◆ **Recorded information**:

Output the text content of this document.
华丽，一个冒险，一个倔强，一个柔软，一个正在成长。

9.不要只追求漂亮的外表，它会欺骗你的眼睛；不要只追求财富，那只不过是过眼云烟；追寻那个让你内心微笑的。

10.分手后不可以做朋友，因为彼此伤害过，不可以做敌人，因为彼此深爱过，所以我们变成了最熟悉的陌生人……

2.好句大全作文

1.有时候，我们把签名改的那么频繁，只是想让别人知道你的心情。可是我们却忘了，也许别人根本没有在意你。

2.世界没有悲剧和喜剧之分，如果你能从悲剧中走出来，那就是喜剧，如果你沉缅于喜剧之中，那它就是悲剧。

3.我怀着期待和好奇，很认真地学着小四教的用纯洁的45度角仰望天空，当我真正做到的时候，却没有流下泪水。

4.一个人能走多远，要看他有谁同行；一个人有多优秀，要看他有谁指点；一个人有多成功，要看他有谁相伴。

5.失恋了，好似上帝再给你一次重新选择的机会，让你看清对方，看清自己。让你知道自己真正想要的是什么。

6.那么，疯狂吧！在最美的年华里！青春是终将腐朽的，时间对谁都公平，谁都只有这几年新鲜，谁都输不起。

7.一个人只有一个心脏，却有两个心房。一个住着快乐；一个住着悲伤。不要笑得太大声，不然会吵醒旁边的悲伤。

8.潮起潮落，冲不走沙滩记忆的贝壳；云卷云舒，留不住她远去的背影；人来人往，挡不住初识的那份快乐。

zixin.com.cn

◆ **Work to be completed**: Reproduce the records in full, exactly as written.

◆ **Exercise response**:
Output the text content of this document.
华丽，一个冒险，一个倔强，一个柔软，一个正在成长。

9.不要只追求漂亮的外表，它会欺骗你的眼睛；不要只追求财富，那只不过是过眼云烟；追寻那个让你内心微笑的。

10.分手后不可以做朋友，因为彼此伤害过，不可以做敌人，因为彼此深爱过，所以我们变成了最熟悉的陌生人……

2.好句大全作文

1.有时候，我们把签名改的那么频繁，只是想让别人知道你的心情。可是我们却忘了，也许别人根本没有在意你。

2.世界没有悲剧和喜剧之分，如果你能从悲剧中走出来，那就是喜剧，如果你沉缅于喜剧之中，那它就是悲剧。

3.我怀着期待和好奇，很认真地学着小四教的用纯洁的45度角仰望天空，当我真正做到的时候，却没有流下泪水。

4.一个人能走多远，要看他有谁同行；一个人有多优秀，要看他有谁指点；一个人有多成功，要看他有谁相伴。

5.失恋了，好似上帝再给你一次重新选择的机会，让你看清对方，看清自己。让你知道自己真正想要的是什么。

6.那么，疯狂吧！在最美的年华里！青春是终将腐朽的，时间对谁都公平，谁都只有这几年新鲜，谁都输不起。

7.一个人只有一个心脏，却有两个心房。一个住着快乐；一个住着悲伤。不要笑得太大声，不然会吵醒旁边的悲伤。

8.潮起潮落，冲不走沙滩记忆的贝壳；云卷云舒，留不住她远去的背影；人来人往，挡不住初识的那份快乐。

zixin.com.cn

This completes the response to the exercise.